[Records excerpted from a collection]
# # # # # # #

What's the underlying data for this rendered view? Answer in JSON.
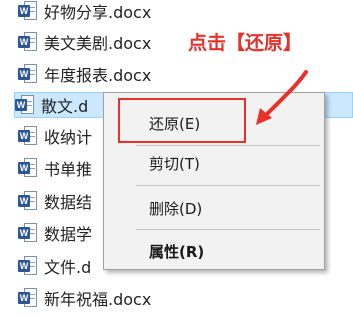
{
  "files": [
    {
      "name": "好物分享.docx",
      "icon": "word-doc-icon"
    },
    {
      "name": "美文美剧.docx",
      "icon": "word-doc-icon"
    },
    {
      "name": "年度报表.docx",
      "icon": "word-doc-icon"
    },
    {
      "name": "散文.d",
      "icon": "word-doc-icon",
      "selected": true
    },
    {
      "name": "收纳计",
      "icon": "word-doc-icon"
    },
    {
      "name": "书单推",
      "icon": "word-doc-icon"
    },
    {
      "name": "数据结",
      "icon": "word-doc-icon"
    },
    {
      "name": "数据学",
      "icon": "word-doc-icon"
    },
    {
      "name": "文件.d",
      "icon": "word-doc-icon"
    },
    {
      "name": "新年祝福.docx",
      "icon": "word-doc-icon"
    }
  ],
  "word_badge": "W",
  "annotation": {
    "text": "点击【还原】",
    "color": "#e8312b"
  },
  "context_menu": {
    "restore_label": "还原(E)",
    "cut_label": "剪切(T)",
    "delete_label": "删除(D)",
    "properties_label": "属性(R)"
  },
  "colors": {
    "accent_red": "#e8312b",
    "selection_bg": "#cce8ff",
    "menu_bg": "#f2f2f2"
  }
}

# # # # # # #

THE PROBLEM: Gather every line containing the word "name" and copy it.

WRITTEN ANSWER:
      "name": "好物分享.docx",
      "name": "美文美剧.docx",
      "name": "年度报表.docx",
      "name": "散文.d",
      "name": "收纳计",
      "name": "书单推",
      "name": "数据结",
      "name": "数据学",
      "name": "文件.d",
      "name": "新年祝福.docx",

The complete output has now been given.